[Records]
==============================

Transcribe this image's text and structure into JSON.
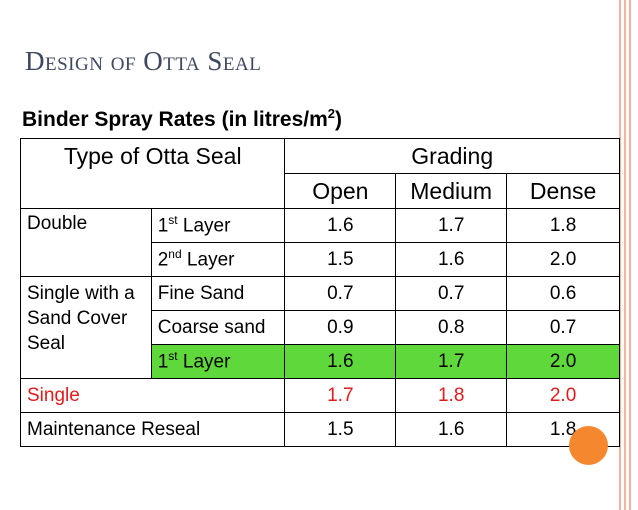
{
  "colors": {
    "accent": "#f5872f",
    "title": "#3d4860",
    "highlight_row": "#5fd83c",
    "red_text": "#e31a1a"
  },
  "slide": {
    "title": "Design of Otta Seal",
    "subtitle": "Binder  Spray Rates  (in litres/m",
    "subtitle_sup": "2",
    "subtitle_end": ")"
  },
  "table": {
    "header_type": "Type of Otta Seal",
    "header_grading": "Grading",
    "grading_cols": [
      "Open",
      "Medium",
      "Dense"
    ],
    "rows": [
      {
        "group": "Double",
        "layer_base": "1",
        "layer_sup": "st",
        "layer_end": " Layer",
        "values": [
          "1.6",
          "1.7",
          "1.8"
        ]
      },
      {
        "layer_base": "2",
        "layer_sup": "nd",
        "layer_end": " Layer",
        "values": [
          "1.5",
          "1.6",
          "2.0"
        ]
      },
      {
        "group": "Single with a Sand Cover Seal",
        "layer": "Fine Sand",
        "values": [
          "0.7",
          "0.7",
          "0.6"
        ]
      },
      {
        "layer": "Coarse sand",
        "values": [
          "0.9",
          "0.8",
          "0.7"
        ]
      },
      {
        "layer_base": "1",
        "layer_sup": "st",
        "layer_end": " Layer",
        "values": [
          "1.6",
          "1.7",
          "2.0"
        ]
      },
      {
        "label": "Single",
        "values": [
          "1.7",
          "1.8",
          "2.0"
        ]
      },
      {
        "label": "Maintenance Reseal",
        "values": [
          "1.5",
          "1.6",
          "1.8"
        ]
      }
    ]
  }
}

==============================

Short task = All the material shown above is to be copied exactly, with no pictures carried over.

Correct response =
Transcribe this image's text and structure into JSON.
{
  "colors": {
    "accent": "#f5872f",
    "title": "#3d4860",
    "highlight_row": "#5fd83c",
    "red_text": "#e31a1a"
  },
  "slide": {
    "title": "Design of Otta Seal",
    "subtitle": "Binder  Spray Rates  (in litres/m",
    "subtitle_sup": "2",
    "subtitle_end": ")"
  },
  "table": {
    "header_type": "Type of Otta Seal",
    "header_grading": "Grading",
    "grading_cols": [
      "Open",
      "Medium",
      "Dense"
    ],
    "rows": [
      {
        "group": "Double",
        "layer_base": "1",
        "layer_sup": "st",
        "layer_end": " Layer",
        "values": [
          "1.6",
          "1.7",
          "1.8"
        ]
      },
      {
        "layer_base": "2",
        "layer_sup": "nd",
        "layer_end": " Layer",
        "values": [
          "1.5",
          "1.6",
          "2.0"
        ]
      },
      {
        "group": "Single with a Sand Cover Seal",
        "layer": "Fine Sand",
        "values": [
          "0.7",
          "0.7",
          "0.6"
        ]
      },
      {
        "layer": "Coarse sand",
        "values": [
          "0.9",
          "0.8",
          "0.7"
        ]
      },
      {
        "layer_base": "1",
        "layer_sup": "st",
        "layer_end": " Layer",
        "values": [
          "1.6",
          "1.7",
          "2.0"
        ]
      },
      {
        "label": "Single",
        "values": [
          "1.7",
          "1.8",
          "2.0"
        ]
      },
      {
        "label": "Maintenance Reseal",
        "values": [
          "1.5",
          "1.6",
          "1.8"
        ]
      }
    ]
  }
}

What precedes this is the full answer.